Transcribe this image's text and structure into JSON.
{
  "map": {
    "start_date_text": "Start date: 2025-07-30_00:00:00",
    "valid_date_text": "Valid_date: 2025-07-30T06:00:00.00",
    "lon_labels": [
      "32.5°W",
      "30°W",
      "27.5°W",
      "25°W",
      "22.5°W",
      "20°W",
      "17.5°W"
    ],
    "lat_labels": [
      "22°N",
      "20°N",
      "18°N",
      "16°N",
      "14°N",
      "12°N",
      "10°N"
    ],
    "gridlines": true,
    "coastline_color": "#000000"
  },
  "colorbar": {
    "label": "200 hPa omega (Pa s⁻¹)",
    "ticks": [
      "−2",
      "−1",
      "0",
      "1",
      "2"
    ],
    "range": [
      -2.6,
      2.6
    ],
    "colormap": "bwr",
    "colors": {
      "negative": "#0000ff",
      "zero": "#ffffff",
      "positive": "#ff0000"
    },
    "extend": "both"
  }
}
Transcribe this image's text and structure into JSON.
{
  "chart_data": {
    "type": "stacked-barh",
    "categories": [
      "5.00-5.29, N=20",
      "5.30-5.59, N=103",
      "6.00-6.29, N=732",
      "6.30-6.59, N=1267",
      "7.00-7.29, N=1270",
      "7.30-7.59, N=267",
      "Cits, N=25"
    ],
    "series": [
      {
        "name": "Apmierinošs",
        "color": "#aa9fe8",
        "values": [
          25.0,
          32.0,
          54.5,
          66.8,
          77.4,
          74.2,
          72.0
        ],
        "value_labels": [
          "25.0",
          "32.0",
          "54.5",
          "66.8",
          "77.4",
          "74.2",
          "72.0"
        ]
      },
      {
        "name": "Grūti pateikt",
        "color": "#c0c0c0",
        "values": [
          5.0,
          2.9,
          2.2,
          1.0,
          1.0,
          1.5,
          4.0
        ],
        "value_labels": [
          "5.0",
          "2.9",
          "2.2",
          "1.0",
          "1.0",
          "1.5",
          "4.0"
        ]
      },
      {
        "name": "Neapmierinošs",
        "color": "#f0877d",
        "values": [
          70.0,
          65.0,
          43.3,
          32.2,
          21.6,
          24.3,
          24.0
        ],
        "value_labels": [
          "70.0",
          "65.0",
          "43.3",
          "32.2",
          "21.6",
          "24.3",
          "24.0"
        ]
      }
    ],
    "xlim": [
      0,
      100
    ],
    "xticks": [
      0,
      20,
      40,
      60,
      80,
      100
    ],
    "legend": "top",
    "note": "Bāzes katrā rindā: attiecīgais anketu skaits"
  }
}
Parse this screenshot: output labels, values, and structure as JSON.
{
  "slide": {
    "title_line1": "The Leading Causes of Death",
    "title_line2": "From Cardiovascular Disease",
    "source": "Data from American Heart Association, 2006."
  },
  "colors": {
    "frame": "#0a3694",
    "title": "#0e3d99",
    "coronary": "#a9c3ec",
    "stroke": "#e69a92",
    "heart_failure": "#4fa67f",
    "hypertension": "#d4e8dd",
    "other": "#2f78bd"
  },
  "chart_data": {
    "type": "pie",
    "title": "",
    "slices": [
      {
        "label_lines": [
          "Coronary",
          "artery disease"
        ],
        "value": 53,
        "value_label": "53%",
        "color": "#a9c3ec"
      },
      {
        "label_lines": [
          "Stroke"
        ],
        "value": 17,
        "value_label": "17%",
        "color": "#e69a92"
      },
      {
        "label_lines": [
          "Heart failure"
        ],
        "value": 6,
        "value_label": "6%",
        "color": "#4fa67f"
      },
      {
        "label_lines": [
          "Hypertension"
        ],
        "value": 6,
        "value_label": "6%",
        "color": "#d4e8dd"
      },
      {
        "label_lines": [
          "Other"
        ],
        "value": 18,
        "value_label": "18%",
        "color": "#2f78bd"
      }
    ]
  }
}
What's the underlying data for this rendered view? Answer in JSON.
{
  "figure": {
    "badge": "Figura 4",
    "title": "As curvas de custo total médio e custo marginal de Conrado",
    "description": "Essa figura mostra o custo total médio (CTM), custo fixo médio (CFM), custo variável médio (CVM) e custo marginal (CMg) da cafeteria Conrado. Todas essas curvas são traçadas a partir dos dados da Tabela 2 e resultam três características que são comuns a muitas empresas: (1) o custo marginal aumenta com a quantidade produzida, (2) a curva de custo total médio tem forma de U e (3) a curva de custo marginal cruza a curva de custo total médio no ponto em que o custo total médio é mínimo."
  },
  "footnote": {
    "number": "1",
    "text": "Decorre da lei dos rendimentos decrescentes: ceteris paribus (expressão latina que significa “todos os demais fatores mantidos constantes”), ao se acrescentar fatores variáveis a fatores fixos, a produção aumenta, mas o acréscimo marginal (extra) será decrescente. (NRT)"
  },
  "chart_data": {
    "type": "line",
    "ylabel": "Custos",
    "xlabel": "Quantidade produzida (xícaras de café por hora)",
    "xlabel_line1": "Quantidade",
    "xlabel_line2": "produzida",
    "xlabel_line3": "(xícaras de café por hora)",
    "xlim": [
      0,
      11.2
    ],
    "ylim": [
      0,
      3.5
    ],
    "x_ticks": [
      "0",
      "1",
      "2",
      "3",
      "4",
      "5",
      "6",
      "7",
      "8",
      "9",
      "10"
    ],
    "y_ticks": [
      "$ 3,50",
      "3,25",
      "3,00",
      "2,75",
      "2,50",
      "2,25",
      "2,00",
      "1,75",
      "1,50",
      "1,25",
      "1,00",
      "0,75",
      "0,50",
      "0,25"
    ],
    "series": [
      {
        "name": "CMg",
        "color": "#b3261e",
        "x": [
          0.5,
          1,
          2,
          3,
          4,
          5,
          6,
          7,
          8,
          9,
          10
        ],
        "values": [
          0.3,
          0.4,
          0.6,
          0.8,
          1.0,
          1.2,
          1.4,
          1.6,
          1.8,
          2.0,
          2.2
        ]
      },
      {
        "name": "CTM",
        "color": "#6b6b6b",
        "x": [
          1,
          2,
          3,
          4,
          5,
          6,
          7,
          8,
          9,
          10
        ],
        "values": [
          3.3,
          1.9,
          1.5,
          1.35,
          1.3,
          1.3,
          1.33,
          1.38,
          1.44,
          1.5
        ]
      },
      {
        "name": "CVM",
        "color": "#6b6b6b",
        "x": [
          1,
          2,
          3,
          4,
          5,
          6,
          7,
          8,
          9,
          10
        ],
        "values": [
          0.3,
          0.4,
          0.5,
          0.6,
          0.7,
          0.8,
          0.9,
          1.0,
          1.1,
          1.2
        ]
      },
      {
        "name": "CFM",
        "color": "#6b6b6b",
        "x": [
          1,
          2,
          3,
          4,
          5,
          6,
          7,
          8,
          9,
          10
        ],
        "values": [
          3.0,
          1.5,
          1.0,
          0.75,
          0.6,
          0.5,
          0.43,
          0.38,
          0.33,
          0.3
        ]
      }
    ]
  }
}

- - - -

## Written exercise
Copy out every entry again, exactly as it was given.

## Task result
Transcribe this image's text and structure into JSON.
{
  "map": {
    "start_date_text": "Start date: 2025-07-30_00:00:00",
    "valid_date_text": "Valid_date: 2025-07-30T06:00:00.00",
    "lon_labels": [
      "32.5°W",
      "30°W",
      "27.5°W",
      "25°W",
      "22.5°W",
      "20°W",
      "17.5°W"
    ],
    "lat_labels": [
      "22°N",
      "20°N",
      "18°N",
      "16°N",
      "14°N",
      "12°N",
      "10°N"
    ],
    "gridlines": true,
    "coastline_color": "#000000"
  },
  "colorbar": {
    "label": "200 hPa omega (Pa s⁻¹)",
    "ticks": [
      "−2",
      "−1",
      "0",
      "1",
      "2"
    ],
    "range": [
      -2.6,
      2.6
    ],
    "colormap": "bwr",
    "colors": {
      "negative": "#0000ff",
      "zero": "#ffffff",
      "positive": "#ff0000"
    },
    "extend": "both"
  }
}
Transcribe this image's text and structure into JSON.
{
  "chart_data": {
    "type": "stacked-barh",
    "categories": [
      "5.00-5.29, N=20",
      "5.30-5.59, N=103",
      "6.00-6.29, N=732",
      "6.30-6.59, N=1267",
      "7.00-7.29, N=1270",
      "7.30-7.59, N=267",
      "Cits, N=25"
    ],
    "series": [
      {
        "name": "Apmierinošs",
        "color": "#aa9fe8",
        "values": [
          25.0,
          32.0,
          54.5,
          66.8,
          77.4,
          74.2,
          72.0
        ],
        "value_labels": [
          "25.0",
          "32.0",
          "54.5",
          "66.8",
          "77.4",
          "74.2",
          "72.0"
        ]
      },
      {
        "name": "Grūti pateikt",
        "color": "#c0c0c0",
        "values": [
          5.0,
          2.9,
          2.2,
          1.0,
          1.0,
          1.5,
          4.0
        ],
        "value_labels": [
          "5.0",
          "2.9",
          "2.2",
          "1.0",
          "1.0",
          "1.5",
          "4.0"
        ]
      },
      {
        "name": "Neapmierinošs",
        "color": "#f0877d",
        "values": [
          70.0,
          65.0,
          43.3,
          32.2,
          21.6,
          24.3,
          24.0
        ],
        "value_labels": [
          "70.0",
          "65.0",
          "43.3",
          "32.2",
          "21.6",
          "24.3",
          "24.0"
        ]
      }
    ],
    "xlim": [
      0,
      100
    ],
    "xticks": [
      0,
      20,
      40,
      60,
      80,
      100
    ],
    "legend": "top",
    "note": "Bāzes katrā rindā: attiecīgais anketu skaits"
  }
}
Parse this screenshot: output labels, values, and structure as JSON.
{
  "slide": {
    "title_line1": "The Leading Causes of Death",
    "title_line2": "From Cardiovascular Disease",
    "source": "Data from American Heart Association, 2006."
  },
  "colors": {
    "frame": "#0a3694",
    "title": "#0e3d99",
    "coronary": "#a9c3ec",
    "stroke": "#e69a92",
    "heart_failure": "#4fa67f",
    "hypertension": "#d4e8dd",
    "other": "#2f78bd"
  },
  "chart_data": {
    "type": "pie",
    "title": "",
    "slices": [
      {
        "label_lines": [
          "Coronary",
          "artery disease"
        ],
        "value": 53,
        "value_label": "53%",
        "color": "#a9c3ec"
      },
      {
        "label_lines": [
          "Stroke"
        ],
        "value": 17,
        "value_label": "17%",
        "color": "#e69a92"
      },
      {
        "label_lines": [
          "Heart failure"
        ],
        "value": 6,
        "value_label": "6%",
        "color": "#4fa67f"
      },
      {
        "label_lines": [
          "Hypertension"
        ],
        "value": 6,
        "value_label": "6%",
        "color": "#d4e8dd"
      },
      {
        "label_lines": [
          "Other"
        ],
        "value": 18,
        "value_label": "18%",
        "color": "#2f78bd"
      }
    ]
  }
}
What's the underlying data for this rendered view? Answer in JSON.
{
  "figure": {
    "badge": "Figura 4",
    "title": "As curvas de custo total médio e custo marginal de Conrado",
    "description": "Essa figura mostra o custo total médio (CTM), custo fixo médio (CFM), custo variável médio (CVM) e custo marginal (CMg) da cafeteria Conrado. Todas essas curvas são traçadas a partir dos dados da Tabela 2 e resultam três características que são comuns a muitas empresas: (1) o custo marginal aumenta com a quantidade produzida, (2) a curva de custo total médio tem forma de U e (3) a curva de custo marginal cruza a curva de custo total médio no ponto em que o custo total médio é mínimo."
  },
  "footnote": {
    "number": "1",
    "text": "Decorre da lei dos rendimentos decrescentes: ceteris paribus (expressão latina que significa “todos os demais fatores mantidos constantes”), ao se acrescentar fatores variáveis a fatores fixos, a produção aumenta, mas o acréscimo marginal (extra) será decrescente. (NRT)"
  },
  "chart_data": {
    "type": "line",
    "ylabel": "Custos",
    "xlabel": "Quantidade produzida (xícaras de café por hora)",
    "xlabel_line1": "Quantidade",
    "xlabel_line2": "produzida",
    "xlabel_line3": "(xícaras de café por hora)",
    "xlim": [
      0,
      11.2
    ],
    "ylim": [
      0,
      3.5
    ],
    "x_ticks": [
      "0",
      "1",
      "2",
      "3",
      "4",
      "5",
      "6",
      "7",
      "8",
      "9",
      "10"
    ],
    "y_ticks": [
      "$ 3,50",
      "3,25",
      "3,00",
      "2,75",
      "2,50",
      "2,25",
      "2,00",
      "1,75",
      "1,50",
      "1,25",
      "1,00",
      "0,75",
      "0,50",
      "0,25"
    ],
    "series": [
      {
        "name": "CMg",
        "color": "#b3261e",
        "x": [
          0.5,
          1,
          2,
          3,
          4,
          5,
          6,
          7,
          8,
          9,
          10
        ],
        "values": [
          0.3,
          0.4,
          0.6,
          0.8,
          1.0,
          1.2,
          1.4,
          1.6,
          1.8,
          2.0,
          2.2
        ]
      },
      {
        "name": "CTM",
        "color": "#6b6b6b",
        "x": [
          1,
          2,
          3,
          4,
          5,
          6,
          7,
          8,
          9,
          10
        ],
        "values": [
          3.3,
          1.9,
          1.5,
          1.35,
          1.3,
          1.3,
          1.33,
          1.38,
          1.44,
          1.5
        ]
      },
      {
        "name": "CVM",
        "color": "#6b6b6b",
        "x": [
          1,
          2,
          3,
          4,
          5,
          6,
          7,
          8,
          9,
          10
        ],
        "values": [
          0.3,
          0.4,
          0.5,
          0.6,
          0.7,
          0.8,
          0.9,
          1.0,
          1.1,
          1.2
        ]
      },
      {
        "name": "CFM",
        "color": "#6b6b6b",
        "x": [
          1,
          2,
          3,
          4,
          5,
          6,
          7,
          8,
          9,
          10
        ],
        "values": [
          3.0,
          1.5,
          1.0,
          0.75,
          0.6,
          0.5,
          0.43,
          0.38,
          0.33,
          0.3
        ]
      }
    ]
  }
}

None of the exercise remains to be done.